┌────────
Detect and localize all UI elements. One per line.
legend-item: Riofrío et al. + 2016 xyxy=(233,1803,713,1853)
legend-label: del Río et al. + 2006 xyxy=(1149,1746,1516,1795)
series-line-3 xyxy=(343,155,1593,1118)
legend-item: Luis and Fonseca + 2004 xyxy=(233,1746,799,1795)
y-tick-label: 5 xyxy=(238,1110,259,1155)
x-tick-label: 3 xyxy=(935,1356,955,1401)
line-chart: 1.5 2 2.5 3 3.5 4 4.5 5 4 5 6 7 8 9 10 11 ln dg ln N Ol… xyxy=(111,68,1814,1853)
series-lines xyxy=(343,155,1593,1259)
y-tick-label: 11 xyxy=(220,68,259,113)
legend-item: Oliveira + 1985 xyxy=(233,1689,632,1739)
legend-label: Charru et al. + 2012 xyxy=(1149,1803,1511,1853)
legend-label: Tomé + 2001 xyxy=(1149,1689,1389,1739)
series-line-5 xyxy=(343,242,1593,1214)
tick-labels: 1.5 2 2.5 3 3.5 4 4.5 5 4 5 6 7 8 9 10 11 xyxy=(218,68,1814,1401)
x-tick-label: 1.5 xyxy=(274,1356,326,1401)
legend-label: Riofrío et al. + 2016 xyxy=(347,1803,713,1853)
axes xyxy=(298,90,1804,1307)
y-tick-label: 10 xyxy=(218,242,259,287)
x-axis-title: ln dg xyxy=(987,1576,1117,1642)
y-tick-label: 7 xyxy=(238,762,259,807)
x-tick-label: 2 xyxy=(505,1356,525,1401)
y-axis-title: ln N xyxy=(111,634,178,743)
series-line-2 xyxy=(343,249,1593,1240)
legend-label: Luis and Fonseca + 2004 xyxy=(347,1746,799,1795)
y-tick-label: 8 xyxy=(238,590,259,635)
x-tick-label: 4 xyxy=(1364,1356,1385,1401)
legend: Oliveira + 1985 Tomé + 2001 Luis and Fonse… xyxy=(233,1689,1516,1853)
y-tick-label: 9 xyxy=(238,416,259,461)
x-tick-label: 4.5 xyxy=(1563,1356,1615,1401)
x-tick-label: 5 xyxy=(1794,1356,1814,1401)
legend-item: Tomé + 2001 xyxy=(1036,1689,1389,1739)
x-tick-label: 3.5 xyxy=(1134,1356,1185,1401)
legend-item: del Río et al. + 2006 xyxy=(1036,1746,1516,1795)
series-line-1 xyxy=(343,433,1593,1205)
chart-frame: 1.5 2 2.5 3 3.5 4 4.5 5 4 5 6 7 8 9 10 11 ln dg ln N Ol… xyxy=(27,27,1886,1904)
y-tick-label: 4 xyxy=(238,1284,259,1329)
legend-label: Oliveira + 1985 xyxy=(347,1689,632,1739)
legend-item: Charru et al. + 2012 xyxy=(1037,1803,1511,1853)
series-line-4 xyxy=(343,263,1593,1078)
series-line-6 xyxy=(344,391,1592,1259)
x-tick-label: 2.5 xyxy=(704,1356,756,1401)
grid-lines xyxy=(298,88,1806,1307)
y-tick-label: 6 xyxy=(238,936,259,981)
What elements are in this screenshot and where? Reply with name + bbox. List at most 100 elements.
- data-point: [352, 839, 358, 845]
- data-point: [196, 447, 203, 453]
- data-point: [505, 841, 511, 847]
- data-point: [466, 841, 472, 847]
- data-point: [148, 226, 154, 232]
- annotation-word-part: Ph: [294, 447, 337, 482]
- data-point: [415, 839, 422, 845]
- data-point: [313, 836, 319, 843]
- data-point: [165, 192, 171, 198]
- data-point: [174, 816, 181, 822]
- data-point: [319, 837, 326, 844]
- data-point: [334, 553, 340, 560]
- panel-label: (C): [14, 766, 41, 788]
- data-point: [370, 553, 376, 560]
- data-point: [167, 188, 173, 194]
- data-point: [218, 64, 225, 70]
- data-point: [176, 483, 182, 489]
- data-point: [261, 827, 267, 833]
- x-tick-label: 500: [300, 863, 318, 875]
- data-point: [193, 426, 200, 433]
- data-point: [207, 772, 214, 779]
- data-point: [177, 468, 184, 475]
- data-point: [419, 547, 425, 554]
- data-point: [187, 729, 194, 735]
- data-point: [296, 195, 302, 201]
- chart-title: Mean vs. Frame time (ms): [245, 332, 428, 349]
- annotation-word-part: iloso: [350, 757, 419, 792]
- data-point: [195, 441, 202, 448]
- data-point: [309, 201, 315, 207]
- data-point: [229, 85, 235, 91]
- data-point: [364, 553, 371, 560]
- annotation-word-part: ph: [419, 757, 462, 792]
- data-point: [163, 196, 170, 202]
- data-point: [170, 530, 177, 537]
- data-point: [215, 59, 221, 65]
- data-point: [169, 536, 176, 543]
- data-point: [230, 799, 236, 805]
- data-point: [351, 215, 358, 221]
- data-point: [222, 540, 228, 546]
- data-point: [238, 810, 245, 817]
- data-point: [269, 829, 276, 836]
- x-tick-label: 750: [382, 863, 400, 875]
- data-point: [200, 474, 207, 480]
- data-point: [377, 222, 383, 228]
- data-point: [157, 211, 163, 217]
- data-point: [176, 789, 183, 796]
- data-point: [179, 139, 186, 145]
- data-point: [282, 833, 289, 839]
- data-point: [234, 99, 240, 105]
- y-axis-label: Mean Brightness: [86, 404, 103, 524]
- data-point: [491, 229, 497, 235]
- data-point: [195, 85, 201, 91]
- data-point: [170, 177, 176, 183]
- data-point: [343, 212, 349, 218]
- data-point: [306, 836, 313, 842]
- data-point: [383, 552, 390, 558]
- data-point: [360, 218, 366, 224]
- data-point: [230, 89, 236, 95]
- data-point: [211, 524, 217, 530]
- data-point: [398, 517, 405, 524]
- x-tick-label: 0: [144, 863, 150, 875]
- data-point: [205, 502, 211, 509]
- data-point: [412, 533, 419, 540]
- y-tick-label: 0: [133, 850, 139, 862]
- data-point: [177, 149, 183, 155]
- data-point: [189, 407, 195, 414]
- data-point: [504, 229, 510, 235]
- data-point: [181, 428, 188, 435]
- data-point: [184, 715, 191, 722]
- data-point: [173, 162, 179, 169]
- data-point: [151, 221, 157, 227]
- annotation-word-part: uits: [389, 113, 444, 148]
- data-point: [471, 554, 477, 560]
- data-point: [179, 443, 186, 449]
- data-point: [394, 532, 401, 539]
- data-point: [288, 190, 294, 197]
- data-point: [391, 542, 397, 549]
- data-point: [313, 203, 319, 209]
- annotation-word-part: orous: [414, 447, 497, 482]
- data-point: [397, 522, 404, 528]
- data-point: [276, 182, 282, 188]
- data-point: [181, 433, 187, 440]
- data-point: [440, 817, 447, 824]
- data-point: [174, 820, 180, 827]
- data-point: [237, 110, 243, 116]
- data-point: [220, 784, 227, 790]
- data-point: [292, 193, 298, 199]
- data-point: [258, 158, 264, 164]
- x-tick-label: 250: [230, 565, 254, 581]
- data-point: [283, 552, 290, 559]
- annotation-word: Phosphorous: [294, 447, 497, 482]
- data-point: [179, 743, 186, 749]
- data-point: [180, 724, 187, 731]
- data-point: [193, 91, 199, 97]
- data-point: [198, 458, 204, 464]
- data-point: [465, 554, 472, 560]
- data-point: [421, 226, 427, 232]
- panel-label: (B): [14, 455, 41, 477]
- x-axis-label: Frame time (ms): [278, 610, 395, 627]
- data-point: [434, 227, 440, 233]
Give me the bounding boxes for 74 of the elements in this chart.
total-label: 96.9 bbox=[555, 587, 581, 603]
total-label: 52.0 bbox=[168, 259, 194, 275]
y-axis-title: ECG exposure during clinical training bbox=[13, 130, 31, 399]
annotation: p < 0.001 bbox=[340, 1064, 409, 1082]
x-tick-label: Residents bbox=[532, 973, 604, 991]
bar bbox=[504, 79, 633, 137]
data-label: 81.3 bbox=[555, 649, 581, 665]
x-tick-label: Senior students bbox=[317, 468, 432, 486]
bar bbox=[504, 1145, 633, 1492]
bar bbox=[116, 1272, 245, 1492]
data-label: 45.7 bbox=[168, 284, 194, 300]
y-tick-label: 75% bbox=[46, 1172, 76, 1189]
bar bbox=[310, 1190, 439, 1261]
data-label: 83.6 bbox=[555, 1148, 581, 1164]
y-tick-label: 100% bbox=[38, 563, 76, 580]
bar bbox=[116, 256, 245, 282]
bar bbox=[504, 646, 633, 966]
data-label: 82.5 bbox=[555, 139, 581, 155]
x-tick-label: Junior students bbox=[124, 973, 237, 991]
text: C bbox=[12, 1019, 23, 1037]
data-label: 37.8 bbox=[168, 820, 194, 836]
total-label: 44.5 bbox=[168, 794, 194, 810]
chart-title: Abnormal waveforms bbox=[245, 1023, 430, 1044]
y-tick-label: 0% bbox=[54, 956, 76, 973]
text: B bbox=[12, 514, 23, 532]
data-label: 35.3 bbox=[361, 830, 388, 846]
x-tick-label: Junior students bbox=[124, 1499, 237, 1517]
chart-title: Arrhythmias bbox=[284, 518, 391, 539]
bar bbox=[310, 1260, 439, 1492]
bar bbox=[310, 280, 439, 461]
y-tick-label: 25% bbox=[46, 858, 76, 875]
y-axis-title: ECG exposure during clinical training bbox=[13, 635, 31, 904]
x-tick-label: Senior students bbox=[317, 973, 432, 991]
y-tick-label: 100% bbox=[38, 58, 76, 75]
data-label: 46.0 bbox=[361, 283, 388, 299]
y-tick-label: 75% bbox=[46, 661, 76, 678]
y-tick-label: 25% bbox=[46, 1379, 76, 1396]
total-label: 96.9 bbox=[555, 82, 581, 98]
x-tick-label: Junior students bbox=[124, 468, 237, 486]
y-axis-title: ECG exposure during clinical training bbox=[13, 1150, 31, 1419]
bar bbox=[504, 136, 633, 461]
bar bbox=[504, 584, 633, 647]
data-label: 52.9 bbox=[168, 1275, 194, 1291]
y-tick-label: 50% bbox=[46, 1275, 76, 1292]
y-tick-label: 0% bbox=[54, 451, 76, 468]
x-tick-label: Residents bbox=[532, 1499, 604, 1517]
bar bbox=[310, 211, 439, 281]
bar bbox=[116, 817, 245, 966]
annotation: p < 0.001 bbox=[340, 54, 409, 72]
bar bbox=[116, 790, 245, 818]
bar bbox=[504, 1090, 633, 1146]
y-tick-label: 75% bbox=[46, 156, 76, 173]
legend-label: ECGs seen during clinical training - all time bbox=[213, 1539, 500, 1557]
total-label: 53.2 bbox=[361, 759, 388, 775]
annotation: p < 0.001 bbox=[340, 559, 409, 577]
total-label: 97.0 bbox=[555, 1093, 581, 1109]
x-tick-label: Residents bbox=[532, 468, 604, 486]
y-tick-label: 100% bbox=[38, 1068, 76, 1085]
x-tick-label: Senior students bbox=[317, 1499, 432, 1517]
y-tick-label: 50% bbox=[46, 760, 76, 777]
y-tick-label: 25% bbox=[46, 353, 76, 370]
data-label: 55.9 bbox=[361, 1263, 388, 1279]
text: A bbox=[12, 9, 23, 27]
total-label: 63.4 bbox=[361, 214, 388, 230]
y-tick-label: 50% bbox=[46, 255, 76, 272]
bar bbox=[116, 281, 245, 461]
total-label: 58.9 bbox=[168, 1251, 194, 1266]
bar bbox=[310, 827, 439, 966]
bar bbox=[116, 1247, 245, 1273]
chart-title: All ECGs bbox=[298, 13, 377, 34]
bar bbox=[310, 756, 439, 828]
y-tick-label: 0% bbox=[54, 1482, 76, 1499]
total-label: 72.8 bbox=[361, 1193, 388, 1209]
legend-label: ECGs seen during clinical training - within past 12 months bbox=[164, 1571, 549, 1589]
└────────
* Work to be completed:
Copy everything from the start of the items down to the line containing "x-tick-label: 1.5 xyxy=(274,1356,326,1401)", swapping "legend-label" for "legend-caption" and keeping all else the same.

* Solution:
Detect and localize all UI elements. One per line.
legend-item: Riofrío et al. + 2016 xyxy=(233,1803,713,1853)
legend-caption: del Río et al. + 2006 xyxy=(1149,1746,1516,1795)
series-line-3 xyxy=(343,155,1593,1118)
legend-item: Luis and Fonseca + 2004 xyxy=(233,1746,799,1795)
y-tick-label: 5 xyxy=(238,1110,259,1155)
x-tick-label: 3 xyxy=(935,1356,955,1401)
line-chart: 1.5 2 2.5 3 3.5 4 4.5 5 4 5 6 7 8 9 10 11 ln dg ln N Ol… xyxy=(111,68,1814,1853)
series-lines xyxy=(343,155,1593,1259)
y-tick-label: 11 xyxy=(220,68,259,113)
legend-item: Oliveira + 1985 xyxy=(233,1689,632,1739)
legend-caption: Charru et al. + 2012 xyxy=(1149,1803,1511,1853)
legend-caption: Tomé + 2001 xyxy=(1149,1689,1389,1739)
series-line-5 xyxy=(343,242,1593,1214)
tick-labels: 1.5 2 2.5 3 3.5 4 4.5 5 4 5 6 7 8 9 10 11 xyxy=(218,68,1814,1401)
x-tick-label: 1.5 xyxy=(274,1356,326,1401)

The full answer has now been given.